PROBLEM TO WORK ON:
In the page on the hasOne problem, can you copy the part that begins at the words "#### 15 comments" and stops after "top isn´t clean.", substituting "numText" for every "nString"?

## Problem:

Given a positive int n, return true if it contains a 1 digit. Note: use % to get the rightmost digit, and / to discard the rightmost digit.

hasOne(10) → true
hasOne(22) → false
hasOne(220) → false

## Solution:

public boolean hasOne(int n)
{
while(n%10!=0||n==10)
{
if(n%10 == 1)
return true;
else
n/=10;
}

return false;
}

#### 15 comments :

1. I realize your solution was probably preferable, but I found another way:

public boolean hasOne(int n) {
String nString = n + "";
return nString.contains("1");
}

2. If you put in "100", it returns false.
However, 100 has a 1 digit in it

1. Indeed, the Solution at the top isn´t clean.

3. A more efficient way of doing that, Chris, is :

public boolean hasOne(int n) {
String num = Integer.toString(n);
return num.contains("1");
}

4. Another way of doing so:

public boolean hasOne(int n) {
return (String.valueOf(n).indexOf("1") != -1);
}

5. recursively..

public boolean hasOne(int n) {
if(n < 1) return false;
int x = n%10;
if (x == 1) return true;
else return hasOne(n/10);
}

6. Your solution won't work for multiples of 10 other than 10.

7. public boolean hasOne(int n) {
while(n>0){
if(n%10==1) return true;
else n=n/10;
}
return false;
}

8. public boolean hasOne(int n) {
return String.valueOf(n).contains("1");
}

9. public boolean hasOne(int n) {
return (i+"").contains("1");
}

10. public boolean hasOne(int n) {
for (; n > 0; n = n / 10 ) {
if ( n % 10 == 1) return true;
}
return false;
}

11. public boolean hasOne(int n) {
if(n%10==1)return true;
if(n==0)return false;
return hasOne(n/10);
}

12. String str = Integer.toString(n);
return str.length()>str.replaceAll("1","").length();

GIVEN RECORDS:

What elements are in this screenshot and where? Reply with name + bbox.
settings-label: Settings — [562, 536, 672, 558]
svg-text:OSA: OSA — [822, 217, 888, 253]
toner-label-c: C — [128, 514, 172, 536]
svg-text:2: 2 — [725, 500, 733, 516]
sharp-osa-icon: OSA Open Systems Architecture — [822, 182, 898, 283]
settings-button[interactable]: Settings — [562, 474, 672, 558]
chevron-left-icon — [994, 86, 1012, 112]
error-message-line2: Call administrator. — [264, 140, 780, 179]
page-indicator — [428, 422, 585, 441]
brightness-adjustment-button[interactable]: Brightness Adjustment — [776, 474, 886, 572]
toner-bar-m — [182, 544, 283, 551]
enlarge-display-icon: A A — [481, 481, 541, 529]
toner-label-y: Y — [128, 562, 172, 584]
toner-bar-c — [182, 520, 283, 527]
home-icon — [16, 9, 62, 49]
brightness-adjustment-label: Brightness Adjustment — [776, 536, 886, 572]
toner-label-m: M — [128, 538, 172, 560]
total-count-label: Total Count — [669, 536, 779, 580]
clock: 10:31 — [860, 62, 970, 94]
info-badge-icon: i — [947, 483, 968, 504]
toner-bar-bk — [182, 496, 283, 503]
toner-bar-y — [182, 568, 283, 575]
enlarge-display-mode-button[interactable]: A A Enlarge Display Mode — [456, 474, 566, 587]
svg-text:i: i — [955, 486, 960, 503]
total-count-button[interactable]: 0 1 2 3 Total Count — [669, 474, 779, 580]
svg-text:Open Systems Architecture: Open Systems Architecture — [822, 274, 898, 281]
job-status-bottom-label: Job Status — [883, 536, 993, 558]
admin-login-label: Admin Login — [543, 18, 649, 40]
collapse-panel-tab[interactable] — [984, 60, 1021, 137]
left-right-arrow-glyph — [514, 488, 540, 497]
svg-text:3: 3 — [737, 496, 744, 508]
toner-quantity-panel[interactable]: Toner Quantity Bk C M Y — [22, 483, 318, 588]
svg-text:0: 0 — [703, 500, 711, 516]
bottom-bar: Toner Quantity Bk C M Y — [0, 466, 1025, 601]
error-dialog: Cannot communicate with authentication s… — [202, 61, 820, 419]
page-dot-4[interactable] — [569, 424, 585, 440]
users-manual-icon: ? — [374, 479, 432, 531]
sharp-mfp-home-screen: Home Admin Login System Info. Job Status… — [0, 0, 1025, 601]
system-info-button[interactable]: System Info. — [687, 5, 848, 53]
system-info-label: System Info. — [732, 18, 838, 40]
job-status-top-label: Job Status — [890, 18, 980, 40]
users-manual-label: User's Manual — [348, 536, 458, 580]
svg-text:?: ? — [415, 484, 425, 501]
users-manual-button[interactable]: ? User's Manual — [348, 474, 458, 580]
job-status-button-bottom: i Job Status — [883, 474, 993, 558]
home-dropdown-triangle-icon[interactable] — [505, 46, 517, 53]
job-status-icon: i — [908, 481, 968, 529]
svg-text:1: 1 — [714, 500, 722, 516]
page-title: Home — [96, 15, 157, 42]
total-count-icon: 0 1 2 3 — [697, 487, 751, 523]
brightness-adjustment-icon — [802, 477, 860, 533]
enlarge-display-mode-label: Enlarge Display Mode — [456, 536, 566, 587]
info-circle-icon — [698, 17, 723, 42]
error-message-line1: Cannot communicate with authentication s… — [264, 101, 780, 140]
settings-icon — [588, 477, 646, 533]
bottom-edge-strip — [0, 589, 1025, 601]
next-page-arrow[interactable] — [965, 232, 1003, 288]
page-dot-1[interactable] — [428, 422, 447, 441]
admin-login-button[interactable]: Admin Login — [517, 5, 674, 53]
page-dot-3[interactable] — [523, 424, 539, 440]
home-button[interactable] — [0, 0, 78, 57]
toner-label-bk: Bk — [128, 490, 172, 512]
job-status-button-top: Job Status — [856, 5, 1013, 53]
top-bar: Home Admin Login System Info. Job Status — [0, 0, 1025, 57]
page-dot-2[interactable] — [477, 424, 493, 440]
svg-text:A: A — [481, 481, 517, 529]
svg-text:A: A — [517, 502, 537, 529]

CORRECT OUTPUT:
#### 15 comments :

1. I realize your solution was probably preferable, but I found another way:

public boolean hasOne(int n) {
String numText = n + "";
return numText.contains("1");
}

2. If you put in "100", it returns false.
However, 100 has a 1 digit in it

1. Indeed, the Solution at the top isn´t clean.